___ Stored data ___

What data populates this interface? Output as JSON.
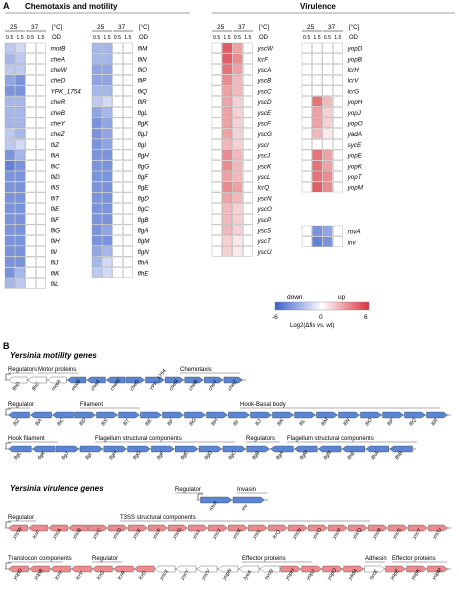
{
  "panel_a": {
    "label": "A",
    "motility_title": "Chemotaxis and motility",
    "virulence_title": "Virulence",
    "temps": [
      "25",
      "37"
    ],
    "temp_unit": "[°C]",
    "od_values": [
      "0.5",
      "1.5",
      "0.5",
      "1.5"
    ],
    "od_label": "OD",
    "col1_genes": [
      "motB",
      "cheA",
      "cheW",
      "cheD",
      "YPK_1754",
      "cheR",
      "cheB",
      "cheY",
      "cheZ",
      "fliZ",
      "fliA",
      "fliC",
      "fliD",
      "fliS",
      "fliT",
      "fliE",
      "fliF",
      "fliG",
      "fliH",
      "fliI",
      "fliJ",
      "fliK",
      "fliL"
    ],
    "col2_genes": [
      "fliM",
      "fliN",
      "fliO",
      "fliP",
      "fliQ",
      "fliR",
      "flgL",
      "flgK",
      "flgJ",
      "flgI",
      "flgH",
      "flgG",
      "flgF",
      "flgE",
      "flgD",
      "flgC",
      "flgB",
      "flgA",
      "flgM",
      "flgN",
      "flhA",
      "flhE"
    ],
    "col3_genes": [
      "yscW",
      "lcrF",
      "yscA",
      "yscB",
      "yscC",
      "yscD",
      "yscE",
      "yscF",
      "yscG",
      "yscI",
      "yscJ",
      "yscK",
      "yscL",
      "lcrQ",
      "yscN",
      "yscO",
      "yscP",
      "yscS",
      "yscT",
      "yscU"
    ],
    "col4_genes": [
      "yopD",
      "yopB",
      "lcrH",
      "lcrV",
      "lcrG",
      "yopH",
      "yopJ",
      "yopO",
      "yadA",
      "sycE",
      "yopE",
      "yopK",
      "yopT",
      "yopM"
    ],
    "col5_genes": [
      "rovA",
      "inv"
    ],
    "legend": {
      "down": "down",
      "up": "up",
      "min": "-6",
      "mid": "0",
      "max": "6",
      "label": "Log2(Δfis vs. wt)"
    },
    "colors": {
      "down": "#3a5fcd",
      "up": "#d9303a",
      "neutral": "#ffffff"
    }
  },
  "chart_data": {
    "type": "heatmap",
    "columns": [
      "25°C OD 0.5",
      "25°C OD 1.5",
      "37°C OD 0.5",
      "37°C OD 1.5"
    ],
    "range": [
      -6,
      6
    ],
    "rows": {
      "motB": [
        -1.5,
        -1,
        0,
        0
      ],
      "cheA": [
        -2,
        -1.5,
        0,
        0
      ],
      "cheW": [
        -1.5,
        -1.5,
        0,
        0
      ],
      "cheD": [
        -2.5,
        -3,
        0,
        0
      ],
      "YPK_1754": [
        -3,
        -3,
        0,
        0
      ],
      "cheR": [
        -2,
        -2,
        0,
        0
      ],
      "cheB": [
        -2,
        -2,
        0,
        0
      ],
      "cheY": [
        -2,
        -2,
        0,
        0
      ],
      "cheZ": [
        -1.5,
        -2,
        0,
        0
      ],
      "fliZ": [
        -1.5,
        -1,
        0,
        0
      ],
      "fliA": [
        -3,
        -2,
        0,
        0
      ],
      "fliC": [
        -3.5,
        -3,
        0,
        0
      ],
      "fliD": [
        -3,
        -3,
        0,
        0
      ],
      "fliS": [
        -3,
        -3,
        0,
        0
      ],
      "fliT": [
        -3,
        -3,
        0,
        0
      ],
      "fliE": [
        -3,
        -3,
        0,
        0
      ],
      "fliF": [
        -3,
        -3,
        0,
        0
      ],
      "fliG": [
        -3,
        -3,
        0,
        0
      ],
      "fliH": [
        -3,
        -3,
        0,
        0
      ],
      "fliI": [
        -3,
        -3,
        0,
        0
      ],
      "fliJ": [
        -3,
        -3,
        0,
        0
      ],
      "fliK": [
        -3,
        -2,
        0,
        0
      ],
      "fliL": [
        -2,
        -1.5,
        0,
        0
      ],
      "fliM": [
        -2,
        -2,
        0,
        0
      ],
      "fliN": [
        -2,
        -2,
        0,
        0
      ],
      "fliO": [
        -2.5,
        -2.5,
        0,
        0
      ],
      "fliP": [
        -2.5,
        -2.5,
        0,
        0
      ],
      "fliQ": [
        -2,
        -2,
        0,
        0
      ],
      "fliR": [
        -1.5,
        -1,
        0,
        0
      ],
      "flgL": [
        -2.5,
        -2,
        0,
        0
      ],
      "flgK": [
        -3,
        -2.5,
        0,
        0
      ],
      "flgJ": [
        -3,
        -2.5,
        0,
        0
      ],
      "flgI": [
        -3,
        -2.5,
        0,
        0
      ],
      "flgH": [
        -3,
        -3,
        0,
        0
      ],
      "flgG": [
        -3,
        -3,
        0,
        0
      ],
      "flgF": [
        -3,
        -3,
        0,
        0
      ],
      "flgE": [
        -3,
        -3,
        0,
        0
      ],
      "flgD": [
        -3,
        -3,
        0,
        0
      ],
      "flgC": [
        -3,
        -3,
        0,
        0
      ],
      "flgB": [
        -3,
        -3,
        0,
        0
      ],
      "flgA": [
        -3,
        -2.5,
        0,
        0
      ],
      "flgM": [
        -3,
        -3,
        0,
        0
      ],
      "flgN": [
        -2.5,
        -2,
        0,
        0
      ],
      "flhA": [
        -2,
        -1,
        0,
        0
      ],
      "flhE": [
        -1.5,
        -1,
        0,
        0
      ],
      "yscW": [
        0,
        3.5,
        2,
        0
      ],
      "lcrF": [
        0,
        3.5,
        2.5,
        0
      ],
      "yscA": [
        0,
        3,
        2,
        0
      ],
      "yscB": [
        0,
        2.5,
        1.5,
        0
      ],
      "yscC": [
        0,
        2,
        1.5,
        0
      ],
      "yscD": [
        0,
        2,
        1,
        0
      ],
      "yscE": [
        0,
        2,
        1,
        0
      ],
      "yscF": [
        0,
        2,
        1,
        0
      ],
      "yscG": [
        0,
        2,
        1,
        0
      ],
      "yscI": [
        0,
        1.5,
        1,
        0
      ],
      "yscJ": [
        0,
        2.5,
        1.5,
        0
      ],
      "yscK": [
        0,
        2.5,
        1.5,
        0
      ],
      "yscL": [
        0,
        2,
        1.5,
        0
      ],
      "lcrQ": [
        0,
        2.5,
        2,
        0
      ],
      "yscN": [
        0,
        2,
        1.5,
        0
      ],
      "yscO": [
        0,
        1.5,
        1,
        0
      ],
      "yscP": [
        0,
        1.5,
        1,
        0
      ],
      "yscS": [
        0,
        1.5,
        1,
        0
      ],
      "yscT": [
        0,
        1,
        0.5,
        0
      ],
      "yscU": [
        0,
        1,
        0.5,
        0
      ],
      "yopD": [
        0,
        0,
        0,
        0
      ],
      "yopB": [
        0,
        0,
        0,
        0
      ],
      "lcrH": [
        0,
        0,
        0,
        0
      ],
      "lcrV": [
        0,
        0,
        0,
        0
      ],
      "lcrG": [
        0,
        0,
        0,
        0
      ],
      "yopH": [
        0,
        3,
        1.5,
        0
      ],
      "yopJ": [
        0,
        2,
        1,
        0
      ],
      "yopO": [
        0,
        2,
        1,
        0
      ],
      "yadA": [
        0,
        1.5,
        0.5,
        0
      ],
      "sycE": [
        0,
        0,
        0,
        0
      ],
      "yopE": [
        0,
        3,
        2,
        0
      ],
      "yopK": [
        0,
        3,
        2,
        0
      ],
      "yopT": [
        0,
        3,
        2.5,
        0
      ],
      "yopM": [
        0,
        3.5,
        2.5,
        0
      ],
      "rovA": [
        0,
        -3,
        -2.5,
        0
      ],
      "inv": [
        0,
        -3.5,
        -3,
        0
      ]
    }
  },
  "panel_b": {
    "label": "B",
    "motility_title": "Yersinia motility genes",
    "virulence_title": "Yersinia virulence genes",
    "operons": [
      {
        "title_left": "Regulators",
        "title_right": "Motor proteins",
        "title_center": "Chemotaxis",
        "genes": [
          "flhD",
          "flhC",
          "motA",
          "motB",
          "cheA",
          "cheW",
          "cheD",
          "YPK_1754",
          "cheR",
          "cheB",
          "cheY",
          "cheZ"
        ]
      },
      {
        "title_left": "Regulator",
        "title_mid": "Filament",
        "title_right": "Hook-Basal body",
        "genes": [
          "fliZ",
          "fliA",
          "fliC",
          "fliD",
          "fliS",
          "fliT",
          "fliE",
          "fliF",
          "fliG",
          "fliH",
          "fliI",
          "fliJ",
          "fliK",
          "fliL",
          "fliM",
          "fliN",
          "fliO",
          "fliP",
          "fliQ",
          "fliR"
        ]
      },
      {
        "title_left": "Hook filament",
        "title_mid": "Flagellum structural components",
        "title_reg": "Regulators",
        "title_right": "Flagellum structural components",
        "genes": [
          "flgL",
          "flgK",
          "flgJ",
          "flgI",
          "flgH",
          "flgG",
          "flgF",
          "flgE",
          "flgD",
          "flgC",
          "flgB",
          "flgA",
          "flgM",
          "flgN",
          "flhE",
          "flhA",
          "flhB"
        ]
      },
      {
        "title_left": "Regulator",
        "title_right": "Invasin",
        "genes": [
          "rovA",
          "inv"
        ]
      },
      {
        "title_left": "Regulator",
        "title_right": "T3SS structural components",
        "genes": [
          "yscW",
          "lcrF",
          "yscA",
          "yscB",
          "yscC",
          "yscD",
          "yscE",
          "yscF",
          "yscG",
          "yscI",
          "yscJ",
          "yscK",
          "yscL",
          "lcrQ",
          "yscN",
          "yscO",
          "yscP",
          "yscQ",
          "yscR",
          "yscS",
          "yscT",
          "yscU"
        ]
      },
      {
        "title_left": "Translocon components",
        "title_reg": "Regulator",
        "title_mid": "Effector proteins",
        "title_adh": "Adhesin",
        "title_right": "Effector proteins",
        "genes": [
          "yopD",
          "yopB",
          "lcrH",
          "lcrV",
          "lcrG",
          "lcrR",
          "lcrD",
          "yscX",
          "yscY",
          "yscV",
          "yopN",
          "tyeA",
          "sycN",
          "yopH",
          "yopJ",
          "yopO",
          "yadA",
          "sycE",
          "yopE",
          "yopK",
          "yopM"
        ]
      }
    ]
  }
}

___

● **What you are asked to do**
From the entries above, select each line containing the string "Yersinia".

● **Expected output**
    "motility_title": "Yersinia motility genes",
    "virulence_title": "Yersinia virulence genes",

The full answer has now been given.